Copy the data below exactly.

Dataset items
_ _ _ _ _ _ _
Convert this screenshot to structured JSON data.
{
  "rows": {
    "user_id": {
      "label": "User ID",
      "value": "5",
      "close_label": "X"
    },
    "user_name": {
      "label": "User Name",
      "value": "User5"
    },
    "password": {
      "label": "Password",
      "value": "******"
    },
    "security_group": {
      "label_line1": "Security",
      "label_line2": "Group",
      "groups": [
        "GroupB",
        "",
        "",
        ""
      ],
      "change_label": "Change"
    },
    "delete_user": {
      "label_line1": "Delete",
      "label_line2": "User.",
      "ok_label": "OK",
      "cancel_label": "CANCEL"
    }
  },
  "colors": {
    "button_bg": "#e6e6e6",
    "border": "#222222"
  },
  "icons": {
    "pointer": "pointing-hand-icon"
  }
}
_ _ _ _ _ _ _
| Written answer |
Convert this screenshot to structured JSON data.
{
  "rows": {
    "user_id": {
      "label": "User ID",
      "value": "5",
      "close_label": "X"
    },
    "user_name": {
      "label": "User Name",
      "value": "User5"
    },
    "password": {
      "label": "Password",
      "value": "******"
    },
    "security_group": {
      "label_line1": "Security",
      "label_line2": "Group",
      "groups": [
        "GroupB",
        "",
        "",
        ""
      ],
      "change_label": "Change"
    },
    "delete_user": {
      "label_line1": "Delete",
      "label_line2": "User.",
      "ok_label": "OK",
      "cancel_label": "CANCEL"
    }
  },
  "colors": {
    "button_bg": "#e6e6e6",
    "border": "#222222"
  },
  "icons": {
    "pointer": "pointing-hand-icon"
  }
}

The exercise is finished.